### INPUT ROWS ###

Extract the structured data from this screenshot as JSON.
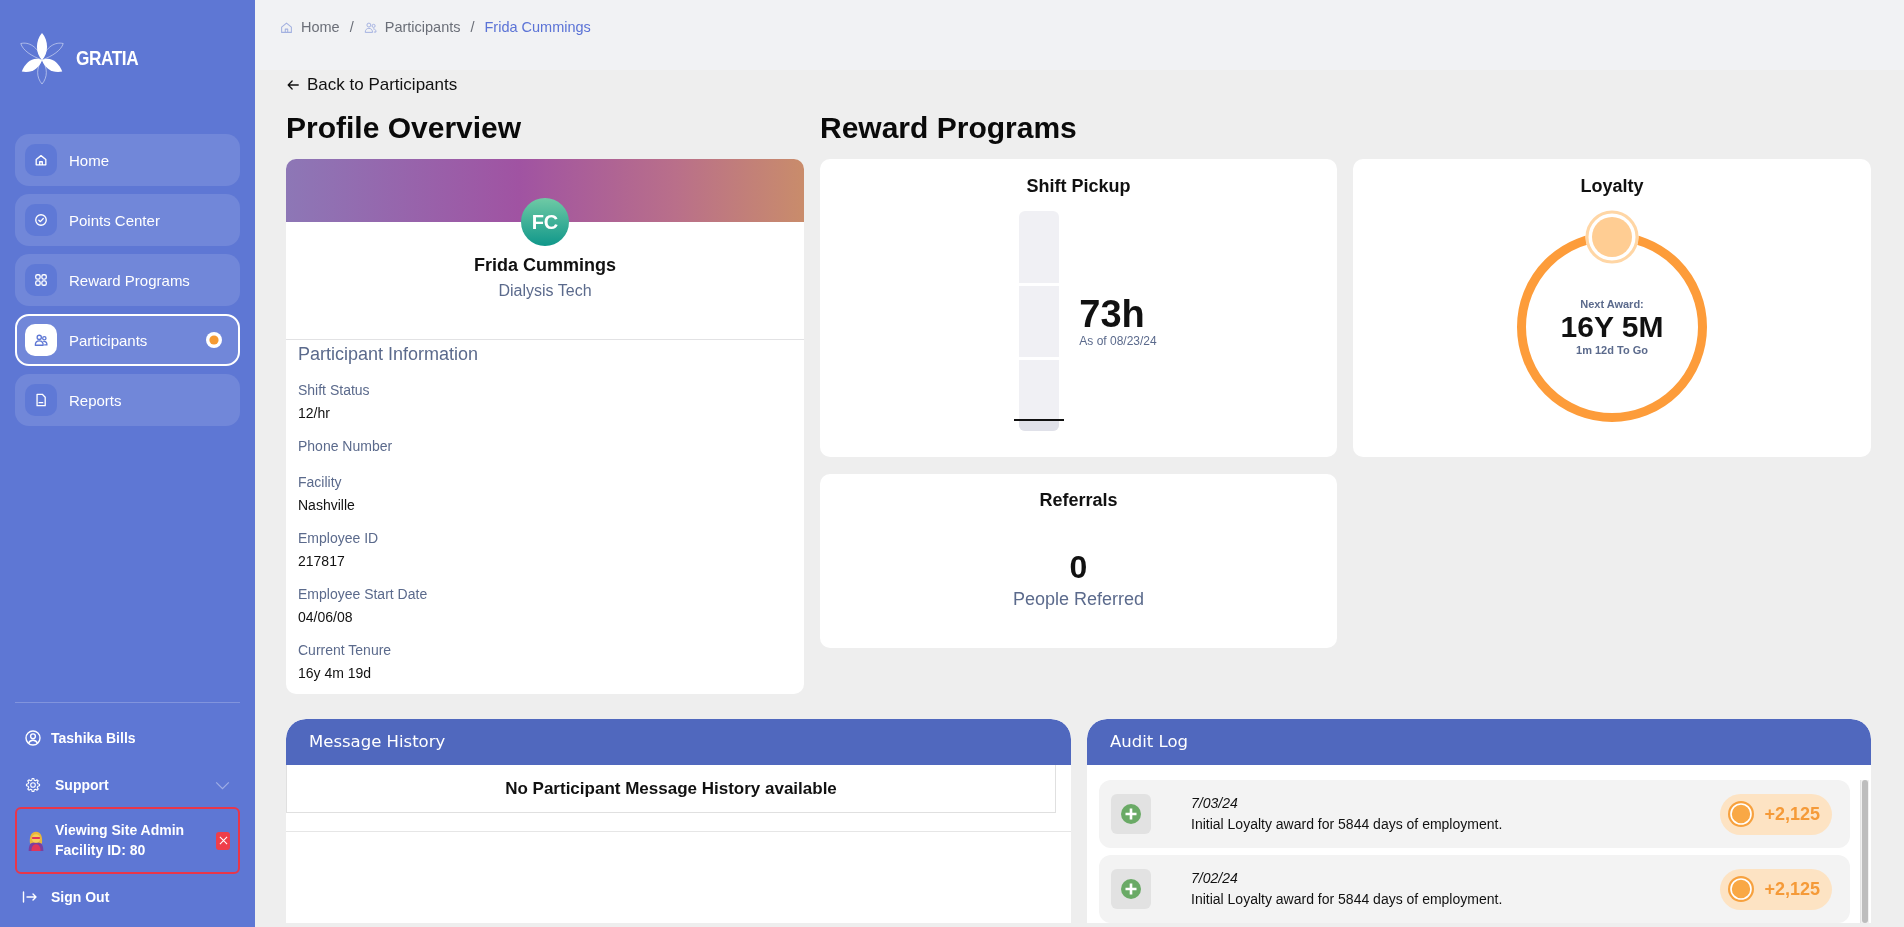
{
  "sidebar": {
    "logo_text": "GRATIA",
    "nav": [
      {
        "label": "Home",
        "selected": false,
        "notification": false
      },
      {
        "label": "Points Center",
        "selected": false,
        "notification": false
      },
      {
        "label": "Reward Programs",
        "selected": false,
        "notification": false
      },
      {
        "label": "Participants",
        "selected": true,
        "notification": true
      },
      {
        "label": "Reports",
        "selected": false,
        "notification": false
      }
    ],
    "user_name": "Tashika Bills",
    "support": {
      "label": "Support",
      "expanded": false
    },
    "impersonation": {
      "title": "Viewing Site Admin",
      "facility": "Facility ID: 80"
    },
    "sign_out": "Sign Out"
  },
  "breadcrumb": [
    {
      "label": "Home",
      "separator": "/",
      "current": false
    },
    {
      "label": "Participants",
      "separator": "/",
      "current": false
    },
    {
      "label": "Frida Cummings",
      "current": true
    }
  ],
  "back_link": "Back to Participants",
  "profile": {
    "title": "Profile Overview",
    "initials": "FC",
    "name": "Frida Cummings",
    "role": "Dialysis Tech",
    "section_title": "Participant Information",
    "fields": [
      {
        "label": "Shift Status",
        "value": "12/hr"
      },
      {
        "label": "Phone Number"
      },
      {
        "label": "Facility",
        "value": "Nashville"
      },
      {
        "label": "Employee ID",
        "value": "217817"
      },
      {
        "label": "Employee Start Date",
        "value": "04/06/08"
      },
      {
        "label": "Current Tenure",
        "value": "16y 4m 19d"
      }
    ]
  },
  "reward_programs": {
    "title": "Reward Programs",
    "shift_pickup": {
      "title": "Shift Pickup",
      "hours": "73h",
      "as_of": "As of 08/23/24",
      "level": 0.05
    },
    "loyalty": {
      "title": "Loyalty",
      "caption": "Next Award:",
      "value": "16Y 5M",
      "remaining": "1m 12d To Go"
    },
    "referrals": {
      "title": "Referrals",
      "count": "0",
      "caption": "People Referred"
    }
  },
  "message_history": {
    "title": "Message History",
    "empty_text": "No Participant Message History available"
  },
  "audit_log": {
    "title": "Audit Log",
    "entries": [
      {
        "date": "7/03/24",
        "description": "Initial Loyalty award for 5844 days of employment.",
        "points": "+2,125"
      },
      {
        "date": "7/02/24",
        "description": "Initial Loyalty award for 5844 days of employment.",
        "points": "+2,125"
      }
    ]
  }
}
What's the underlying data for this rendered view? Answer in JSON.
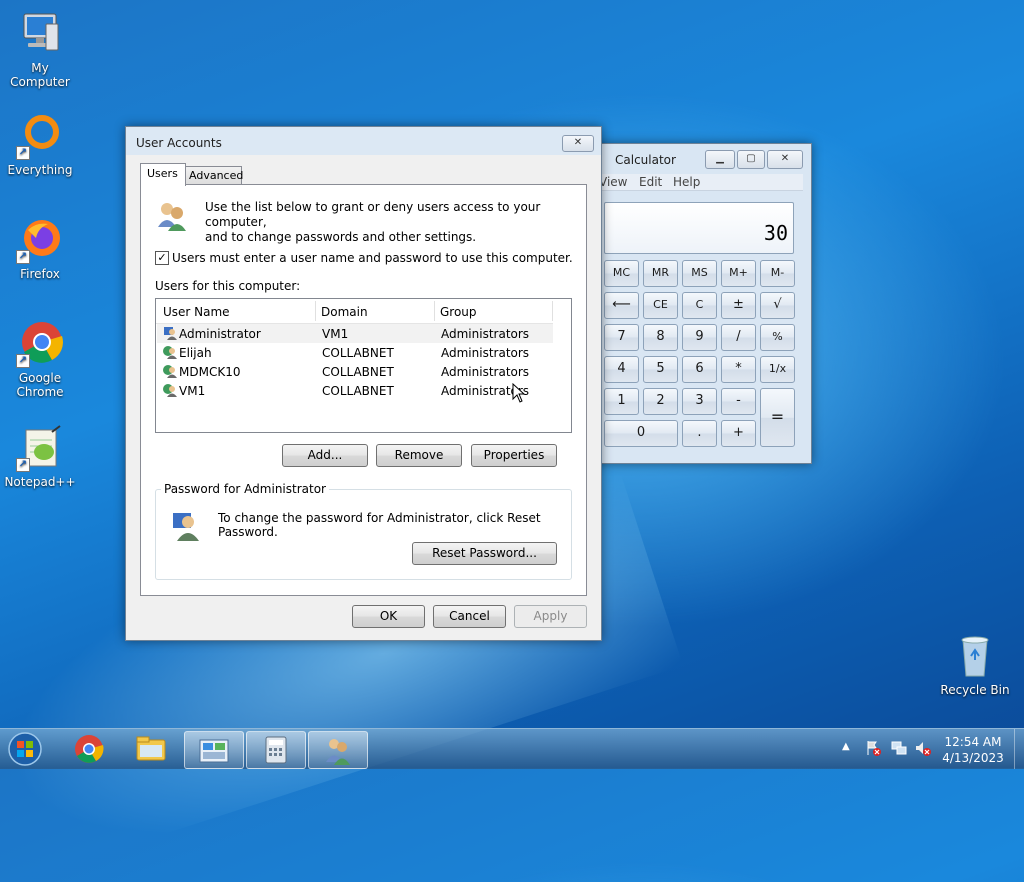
{
  "desktop": {
    "icons": [
      {
        "label": "My Computer"
      },
      {
        "label": "Everything"
      },
      {
        "label": "Firefox"
      },
      {
        "label": "Google Chrome"
      },
      {
        "label": "Notepad++"
      },
      {
        "label": "Recycle Bin"
      }
    ]
  },
  "calculator": {
    "title": "Calculator",
    "menu": [
      "View",
      "Edit",
      "Help"
    ],
    "display": "30",
    "buttons": {
      "mc": "MC",
      "mr": "MR",
      "ms": "MS",
      "mplus": "M+",
      "mminus": "M-",
      "back": "⟵",
      "ce": "CE",
      "c": "C",
      "pm": "±",
      "sqrt": "√",
      "n7": "7",
      "n8": "8",
      "n9": "9",
      "div": "/",
      "pct": "%",
      "n4": "4",
      "n5": "5",
      "n6": "6",
      "mul": "*",
      "inv": "1/x",
      "n1": "1",
      "n2": "2",
      "n3": "3",
      "sub": "-",
      "eq": "=",
      "n0": "0",
      "dot": ".",
      "add": "+"
    }
  },
  "dialog": {
    "title": "User Accounts",
    "close": "✕",
    "tabs": [
      "Users",
      "Advanced"
    ],
    "intro_line1": "Use the list below to grant or deny users access to your computer,",
    "intro_line2": "and to change passwords and other settings.",
    "checkbox_label": "Users must enter a user name and password to use this computer.",
    "checkbox_checked": true,
    "users_label": "Users for this computer:",
    "columns": [
      "User Name",
      "Domain",
      "Group"
    ],
    "users": [
      {
        "name": "Administrator",
        "domain": "VM1",
        "group": "Administrators"
      },
      {
        "name": "Elijah",
        "domain": "COLLABNET",
        "group": "Administrators"
      },
      {
        "name": "MDMCK10",
        "domain": "COLLABNET",
        "group": "Administrators"
      },
      {
        "name": "VM1",
        "domain": "COLLABNET",
        "group": "Administrators"
      }
    ],
    "add": "Add...",
    "remove": "Remove",
    "properties": "Properties",
    "password_group": "Password for Administrator",
    "password_text": "To change the password for Administrator, click Reset Password.",
    "reset_password": "Reset Password...",
    "ok": "OK",
    "cancel": "Cancel",
    "apply": "Apply"
  },
  "taskbar": {
    "time": "12:54 AM",
    "date": "4/13/2023"
  }
}
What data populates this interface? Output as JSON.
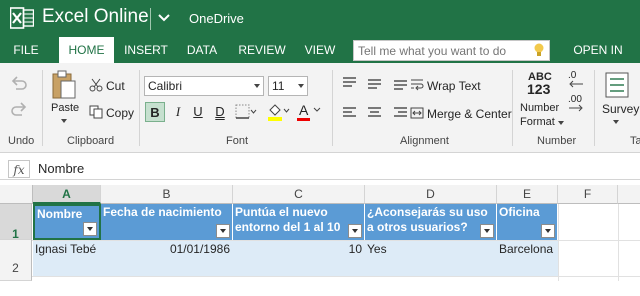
{
  "titlebar": {
    "app_title": "Excel Online",
    "onedrive": "OneDrive",
    "brand_color": "#217346"
  },
  "tabs": [
    {
      "label": "FILE"
    },
    {
      "label": "HOME"
    },
    {
      "label": "INSERT"
    },
    {
      "label": "DATA"
    },
    {
      "label": "REVIEW"
    },
    {
      "label": "VIEW"
    },
    {
      "label": "OPEN IN EXCEL"
    }
  ],
  "active_tab": "HOME",
  "tell_me": {
    "placeholder": "Tell me what you want to do"
  },
  "ribbon": {
    "undo_group": {
      "label": "Undo"
    },
    "clipboard": {
      "label": "Clipboard",
      "paste": "Paste",
      "cut": "Cut",
      "copy": "Copy"
    },
    "font": {
      "label": "Font",
      "font_name": "Calibri",
      "font_size": "11",
      "bold": "B",
      "italic": "I",
      "underline": "U",
      "double_underline": "D",
      "font_color": "A"
    },
    "alignment": {
      "label": "Alignment",
      "wrap_text": "Wrap Text",
      "merge_center": "Merge & Center"
    },
    "number": {
      "label": "Number",
      "number_format_line1": "Number",
      "number_format_line2": "Format",
      "abc": "ABC",
      "num123": "123",
      "dec_inc": ".0",
      "dec_dec": ".00"
    },
    "tables": {
      "survey": "Survey",
      "label_partial": "Ta"
    }
  },
  "formula_bar": {
    "fx": "fx",
    "value": "Nombre"
  },
  "sheet": {
    "columns": [
      "A",
      "B",
      "C",
      "D",
      "E",
      "F"
    ],
    "rows": [
      "1",
      "2"
    ],
    "header_row": [
      "Nombre",
      "Fecha de nacimiento",
      "Puntúa el nuevo entorno del 1 al 10",
      "¿Aconsejarás su uso a otros usuarios?",
      "Oficina"
    ],
    "data_rows": [
      [
        "Ignasi Tebé",
        "01/01/1986",
        "10",
        "Yes",
        "Barcelona"
      ]
    ],
    "table_header_color": "#5b9bd5",
    "table_row_color": "#ddebf7"
  }
}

###

REQUIREMENT:
Go through the listing above and pull out each line containing the word "Center".

RESPONSE TO THIS TASK:
        "label": "Points Center",
      "merge_center": "Merge & Center"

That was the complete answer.